§ **What you will do**
Each line of the material below that holds the word "Sensitive" needs to be copied.

§ **Extracted data entries**
----
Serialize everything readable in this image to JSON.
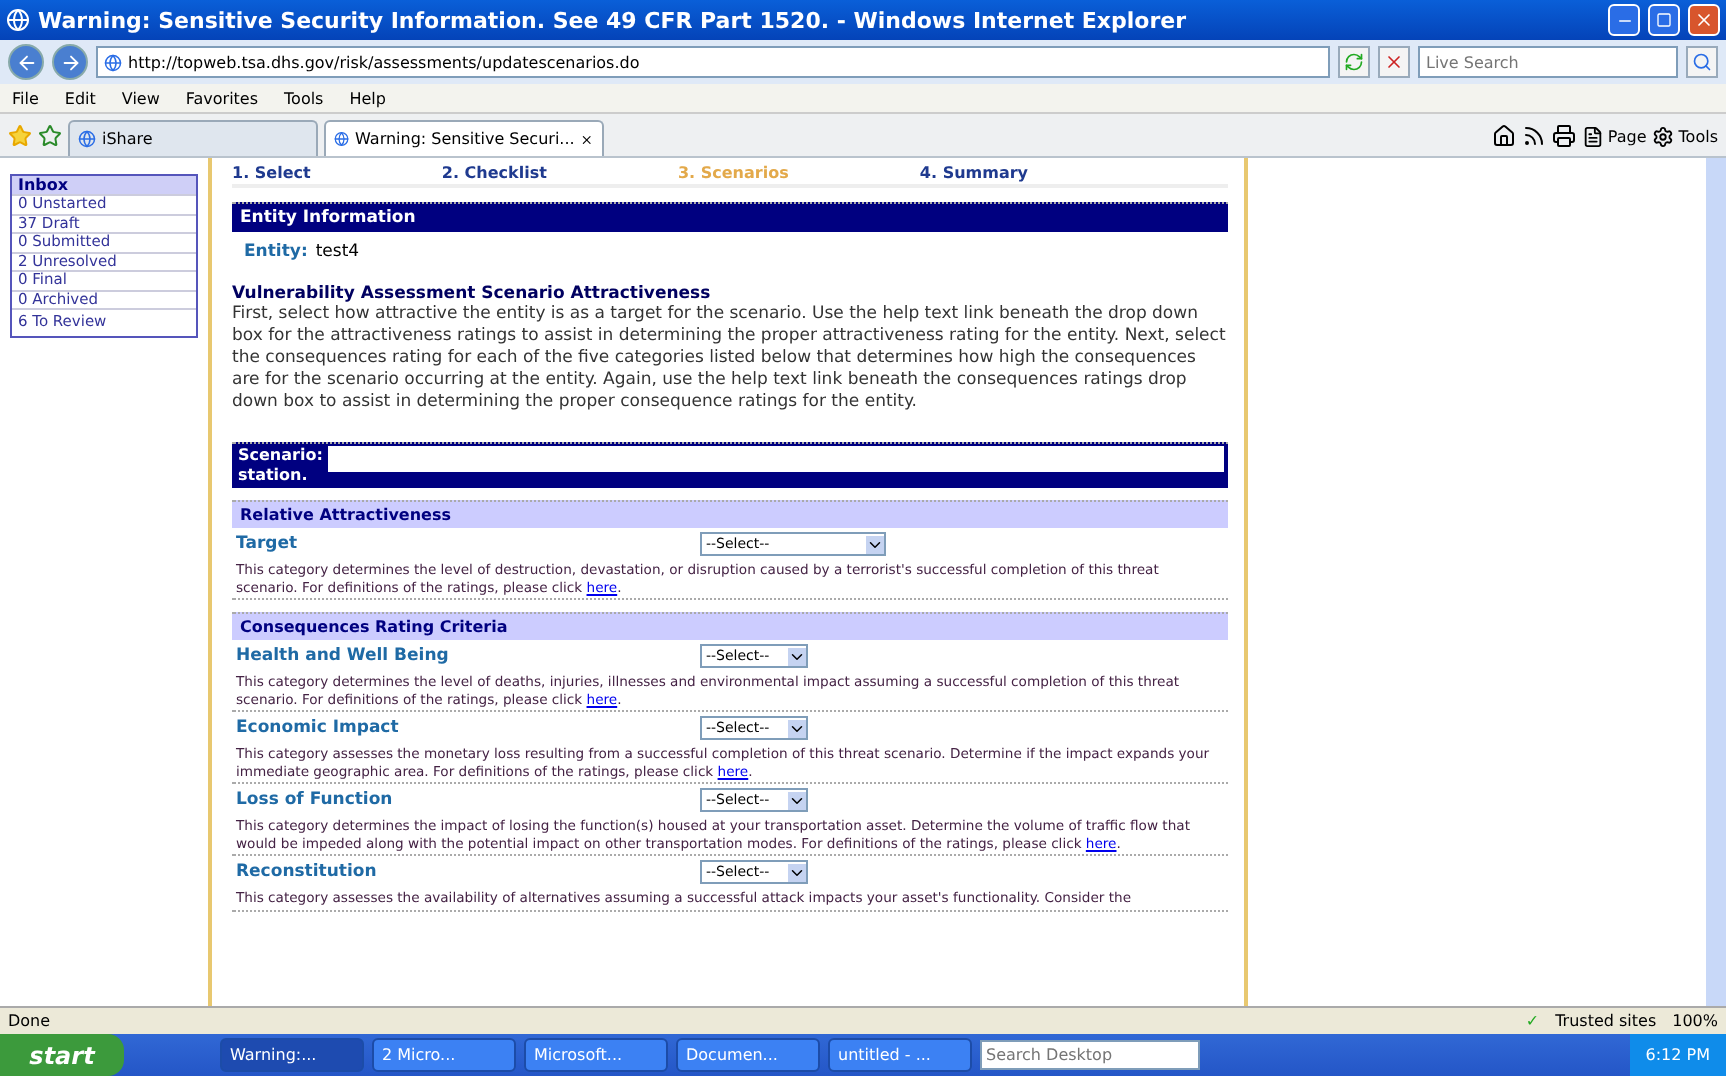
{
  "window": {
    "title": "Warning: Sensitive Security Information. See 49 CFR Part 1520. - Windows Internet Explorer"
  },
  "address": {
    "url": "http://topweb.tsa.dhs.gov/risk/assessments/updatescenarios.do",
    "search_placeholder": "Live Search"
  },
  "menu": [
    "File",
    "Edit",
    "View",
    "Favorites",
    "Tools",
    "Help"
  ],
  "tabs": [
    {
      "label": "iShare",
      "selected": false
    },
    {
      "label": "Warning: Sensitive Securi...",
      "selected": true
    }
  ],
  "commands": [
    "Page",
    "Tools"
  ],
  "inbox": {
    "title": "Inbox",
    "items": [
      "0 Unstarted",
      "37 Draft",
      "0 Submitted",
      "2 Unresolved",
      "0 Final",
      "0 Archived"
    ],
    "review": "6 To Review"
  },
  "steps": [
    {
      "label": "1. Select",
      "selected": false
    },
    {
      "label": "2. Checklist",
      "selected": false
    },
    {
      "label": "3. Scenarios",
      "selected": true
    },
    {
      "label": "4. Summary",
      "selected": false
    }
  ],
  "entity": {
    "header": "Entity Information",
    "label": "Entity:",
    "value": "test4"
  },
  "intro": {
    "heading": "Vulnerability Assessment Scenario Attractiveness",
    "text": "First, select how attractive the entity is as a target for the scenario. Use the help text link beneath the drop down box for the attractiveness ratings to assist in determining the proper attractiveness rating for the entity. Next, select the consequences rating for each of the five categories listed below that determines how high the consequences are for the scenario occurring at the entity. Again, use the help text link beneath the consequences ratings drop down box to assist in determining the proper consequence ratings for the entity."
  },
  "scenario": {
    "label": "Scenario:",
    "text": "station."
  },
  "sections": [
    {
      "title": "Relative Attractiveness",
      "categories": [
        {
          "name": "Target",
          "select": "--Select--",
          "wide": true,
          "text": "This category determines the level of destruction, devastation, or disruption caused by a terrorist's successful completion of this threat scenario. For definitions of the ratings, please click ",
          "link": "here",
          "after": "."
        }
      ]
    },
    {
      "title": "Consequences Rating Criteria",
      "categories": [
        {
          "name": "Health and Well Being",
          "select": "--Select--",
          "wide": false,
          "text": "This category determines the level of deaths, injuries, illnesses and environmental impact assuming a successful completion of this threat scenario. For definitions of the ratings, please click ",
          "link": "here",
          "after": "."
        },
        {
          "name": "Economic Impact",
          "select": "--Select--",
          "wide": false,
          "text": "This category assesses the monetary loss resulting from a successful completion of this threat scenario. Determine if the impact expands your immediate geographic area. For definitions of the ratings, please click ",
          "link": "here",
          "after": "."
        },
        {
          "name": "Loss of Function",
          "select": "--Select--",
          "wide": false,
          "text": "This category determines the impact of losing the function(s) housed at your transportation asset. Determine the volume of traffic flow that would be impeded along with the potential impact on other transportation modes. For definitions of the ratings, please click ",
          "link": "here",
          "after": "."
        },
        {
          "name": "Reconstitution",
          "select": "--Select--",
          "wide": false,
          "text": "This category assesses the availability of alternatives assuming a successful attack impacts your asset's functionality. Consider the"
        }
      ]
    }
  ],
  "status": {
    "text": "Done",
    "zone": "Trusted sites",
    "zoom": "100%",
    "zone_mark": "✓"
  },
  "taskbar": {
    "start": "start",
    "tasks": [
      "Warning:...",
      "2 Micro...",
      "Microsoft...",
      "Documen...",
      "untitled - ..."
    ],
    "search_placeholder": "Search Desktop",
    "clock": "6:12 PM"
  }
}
----
§ **Reply to the task**
    "title": "Warning: Sensitive Security Information. See 49 CFR Part 1520. - Windows Internet Explorer"
      "label": "Warning: Sensitive Securi...",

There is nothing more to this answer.